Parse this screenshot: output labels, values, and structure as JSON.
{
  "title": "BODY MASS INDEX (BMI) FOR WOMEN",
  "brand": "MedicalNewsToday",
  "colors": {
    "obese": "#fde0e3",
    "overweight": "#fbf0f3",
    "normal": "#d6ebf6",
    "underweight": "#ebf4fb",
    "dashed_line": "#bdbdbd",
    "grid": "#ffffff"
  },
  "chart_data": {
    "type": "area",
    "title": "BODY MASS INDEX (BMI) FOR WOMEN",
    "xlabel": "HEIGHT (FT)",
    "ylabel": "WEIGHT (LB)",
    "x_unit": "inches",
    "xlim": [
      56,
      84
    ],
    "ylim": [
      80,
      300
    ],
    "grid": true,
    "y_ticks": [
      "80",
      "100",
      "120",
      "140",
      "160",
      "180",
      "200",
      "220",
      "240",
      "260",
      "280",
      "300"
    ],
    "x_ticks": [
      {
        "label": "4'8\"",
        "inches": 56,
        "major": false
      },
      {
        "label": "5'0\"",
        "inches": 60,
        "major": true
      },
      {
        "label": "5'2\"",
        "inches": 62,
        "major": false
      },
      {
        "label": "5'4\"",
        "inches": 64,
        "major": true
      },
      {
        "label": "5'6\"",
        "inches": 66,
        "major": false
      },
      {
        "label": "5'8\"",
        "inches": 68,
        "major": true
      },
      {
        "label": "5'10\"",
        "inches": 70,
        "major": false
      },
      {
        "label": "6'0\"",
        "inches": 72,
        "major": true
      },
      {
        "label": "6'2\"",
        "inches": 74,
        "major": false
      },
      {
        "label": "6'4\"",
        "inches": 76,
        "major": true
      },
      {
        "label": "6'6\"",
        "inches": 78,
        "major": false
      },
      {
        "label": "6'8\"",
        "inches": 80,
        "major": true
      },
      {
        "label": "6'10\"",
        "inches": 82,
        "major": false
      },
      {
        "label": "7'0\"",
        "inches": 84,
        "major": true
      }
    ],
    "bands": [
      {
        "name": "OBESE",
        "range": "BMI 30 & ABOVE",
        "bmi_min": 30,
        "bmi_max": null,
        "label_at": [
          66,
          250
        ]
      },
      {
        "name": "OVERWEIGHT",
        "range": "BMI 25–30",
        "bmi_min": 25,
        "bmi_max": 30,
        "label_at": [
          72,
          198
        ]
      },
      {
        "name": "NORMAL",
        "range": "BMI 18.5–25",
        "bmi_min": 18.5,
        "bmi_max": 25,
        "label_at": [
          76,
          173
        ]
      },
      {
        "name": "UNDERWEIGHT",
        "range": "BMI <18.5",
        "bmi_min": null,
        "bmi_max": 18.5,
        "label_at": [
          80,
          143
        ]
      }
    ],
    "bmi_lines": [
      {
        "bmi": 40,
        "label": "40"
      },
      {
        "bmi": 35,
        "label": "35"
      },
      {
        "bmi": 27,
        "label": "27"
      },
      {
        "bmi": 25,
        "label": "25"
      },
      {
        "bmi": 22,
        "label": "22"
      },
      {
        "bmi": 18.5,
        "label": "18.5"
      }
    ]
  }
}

#####

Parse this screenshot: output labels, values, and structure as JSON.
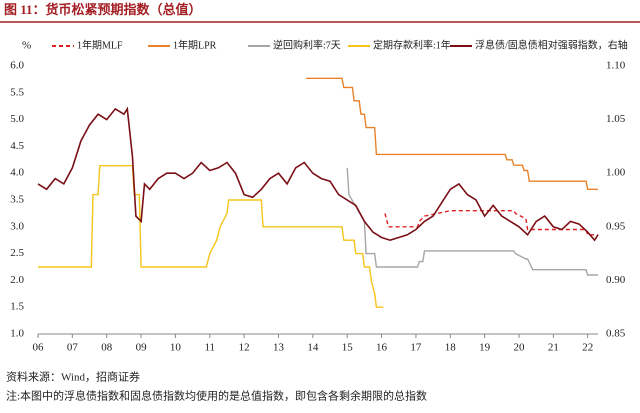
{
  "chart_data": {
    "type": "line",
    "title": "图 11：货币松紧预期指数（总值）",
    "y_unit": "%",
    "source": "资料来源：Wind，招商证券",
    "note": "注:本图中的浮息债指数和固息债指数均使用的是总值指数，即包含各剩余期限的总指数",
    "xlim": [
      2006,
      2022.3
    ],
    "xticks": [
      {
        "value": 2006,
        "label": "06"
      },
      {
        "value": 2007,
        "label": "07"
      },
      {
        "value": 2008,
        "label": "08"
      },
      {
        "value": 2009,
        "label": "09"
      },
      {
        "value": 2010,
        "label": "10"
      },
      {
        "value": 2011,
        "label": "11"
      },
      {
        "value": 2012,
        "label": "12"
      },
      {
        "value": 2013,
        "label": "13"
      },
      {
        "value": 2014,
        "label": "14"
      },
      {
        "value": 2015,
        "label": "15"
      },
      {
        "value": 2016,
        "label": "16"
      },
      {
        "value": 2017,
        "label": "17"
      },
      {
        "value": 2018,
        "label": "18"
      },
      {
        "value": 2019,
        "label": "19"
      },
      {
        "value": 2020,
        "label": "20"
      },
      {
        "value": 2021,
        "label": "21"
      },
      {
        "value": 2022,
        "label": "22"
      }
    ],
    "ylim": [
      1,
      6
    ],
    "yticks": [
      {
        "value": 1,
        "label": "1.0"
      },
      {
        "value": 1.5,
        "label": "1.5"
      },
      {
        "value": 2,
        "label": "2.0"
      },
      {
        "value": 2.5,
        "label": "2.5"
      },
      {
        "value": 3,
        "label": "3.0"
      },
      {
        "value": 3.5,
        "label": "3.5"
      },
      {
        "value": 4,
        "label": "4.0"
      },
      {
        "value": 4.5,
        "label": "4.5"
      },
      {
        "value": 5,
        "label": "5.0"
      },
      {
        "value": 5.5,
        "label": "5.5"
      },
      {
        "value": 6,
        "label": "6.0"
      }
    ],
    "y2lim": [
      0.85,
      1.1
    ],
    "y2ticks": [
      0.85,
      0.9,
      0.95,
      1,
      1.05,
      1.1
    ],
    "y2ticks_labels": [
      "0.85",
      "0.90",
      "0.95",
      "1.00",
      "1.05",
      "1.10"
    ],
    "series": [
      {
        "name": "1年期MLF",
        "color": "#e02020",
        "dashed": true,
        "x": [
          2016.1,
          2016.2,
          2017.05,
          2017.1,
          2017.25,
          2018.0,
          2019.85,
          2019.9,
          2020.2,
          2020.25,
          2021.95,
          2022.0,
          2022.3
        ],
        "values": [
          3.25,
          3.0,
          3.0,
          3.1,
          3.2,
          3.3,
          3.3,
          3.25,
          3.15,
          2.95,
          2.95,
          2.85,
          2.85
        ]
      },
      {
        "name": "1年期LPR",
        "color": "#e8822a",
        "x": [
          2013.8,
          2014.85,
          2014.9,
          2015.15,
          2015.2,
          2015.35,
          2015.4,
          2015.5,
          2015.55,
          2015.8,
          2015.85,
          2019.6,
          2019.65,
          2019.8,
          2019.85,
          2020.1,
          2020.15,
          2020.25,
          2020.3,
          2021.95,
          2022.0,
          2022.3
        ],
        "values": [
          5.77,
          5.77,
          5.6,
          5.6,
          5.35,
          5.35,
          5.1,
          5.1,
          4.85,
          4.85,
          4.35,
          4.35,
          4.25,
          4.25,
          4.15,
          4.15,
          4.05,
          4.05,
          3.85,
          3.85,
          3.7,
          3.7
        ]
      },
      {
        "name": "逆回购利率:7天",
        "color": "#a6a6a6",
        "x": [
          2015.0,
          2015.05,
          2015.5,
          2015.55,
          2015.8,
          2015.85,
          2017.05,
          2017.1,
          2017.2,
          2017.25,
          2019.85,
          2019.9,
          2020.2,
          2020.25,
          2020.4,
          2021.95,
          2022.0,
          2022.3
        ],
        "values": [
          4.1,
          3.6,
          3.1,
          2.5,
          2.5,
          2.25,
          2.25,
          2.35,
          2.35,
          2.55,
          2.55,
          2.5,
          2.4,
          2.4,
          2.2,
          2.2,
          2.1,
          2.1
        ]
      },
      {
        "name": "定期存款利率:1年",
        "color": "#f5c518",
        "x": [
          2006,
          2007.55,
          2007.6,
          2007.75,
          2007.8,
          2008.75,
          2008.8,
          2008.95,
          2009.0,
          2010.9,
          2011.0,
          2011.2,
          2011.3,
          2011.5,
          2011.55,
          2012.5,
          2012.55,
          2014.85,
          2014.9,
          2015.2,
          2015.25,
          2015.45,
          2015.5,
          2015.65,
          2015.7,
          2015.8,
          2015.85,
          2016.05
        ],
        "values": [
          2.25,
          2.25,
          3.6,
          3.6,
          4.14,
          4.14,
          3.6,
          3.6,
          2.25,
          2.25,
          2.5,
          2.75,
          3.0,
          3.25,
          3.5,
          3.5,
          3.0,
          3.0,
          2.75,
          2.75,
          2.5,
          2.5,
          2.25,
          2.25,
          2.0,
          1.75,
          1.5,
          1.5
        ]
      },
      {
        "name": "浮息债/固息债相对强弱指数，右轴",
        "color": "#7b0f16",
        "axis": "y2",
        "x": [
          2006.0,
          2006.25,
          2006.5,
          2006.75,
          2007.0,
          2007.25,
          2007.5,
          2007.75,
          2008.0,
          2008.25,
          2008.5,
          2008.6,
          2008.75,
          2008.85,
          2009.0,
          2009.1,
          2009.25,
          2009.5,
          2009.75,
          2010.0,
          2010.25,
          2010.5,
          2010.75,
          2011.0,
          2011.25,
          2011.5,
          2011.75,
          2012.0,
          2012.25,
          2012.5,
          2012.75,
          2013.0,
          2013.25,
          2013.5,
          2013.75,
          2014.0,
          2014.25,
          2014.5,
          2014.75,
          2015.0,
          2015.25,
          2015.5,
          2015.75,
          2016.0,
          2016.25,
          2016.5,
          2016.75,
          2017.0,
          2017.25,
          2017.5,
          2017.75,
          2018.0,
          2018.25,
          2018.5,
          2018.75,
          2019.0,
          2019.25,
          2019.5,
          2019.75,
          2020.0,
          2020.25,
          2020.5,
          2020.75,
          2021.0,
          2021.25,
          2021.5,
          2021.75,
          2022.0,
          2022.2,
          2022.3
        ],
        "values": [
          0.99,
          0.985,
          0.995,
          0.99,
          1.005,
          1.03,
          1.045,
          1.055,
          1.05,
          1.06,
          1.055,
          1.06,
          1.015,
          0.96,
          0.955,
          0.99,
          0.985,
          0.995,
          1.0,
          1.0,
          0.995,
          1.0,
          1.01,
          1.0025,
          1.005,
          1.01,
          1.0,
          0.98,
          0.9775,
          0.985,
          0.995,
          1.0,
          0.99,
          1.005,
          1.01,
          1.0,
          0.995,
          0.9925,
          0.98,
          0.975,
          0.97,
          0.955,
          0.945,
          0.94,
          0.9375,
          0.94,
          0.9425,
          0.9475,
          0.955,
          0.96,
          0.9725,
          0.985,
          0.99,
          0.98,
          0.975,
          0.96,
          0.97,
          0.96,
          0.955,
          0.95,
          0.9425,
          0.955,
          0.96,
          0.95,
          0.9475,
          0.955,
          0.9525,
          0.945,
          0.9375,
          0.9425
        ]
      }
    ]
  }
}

#####

Go through the listing above and work out how many lines contain the string "WOMEN". Reply with the number alone.

Final answer: 2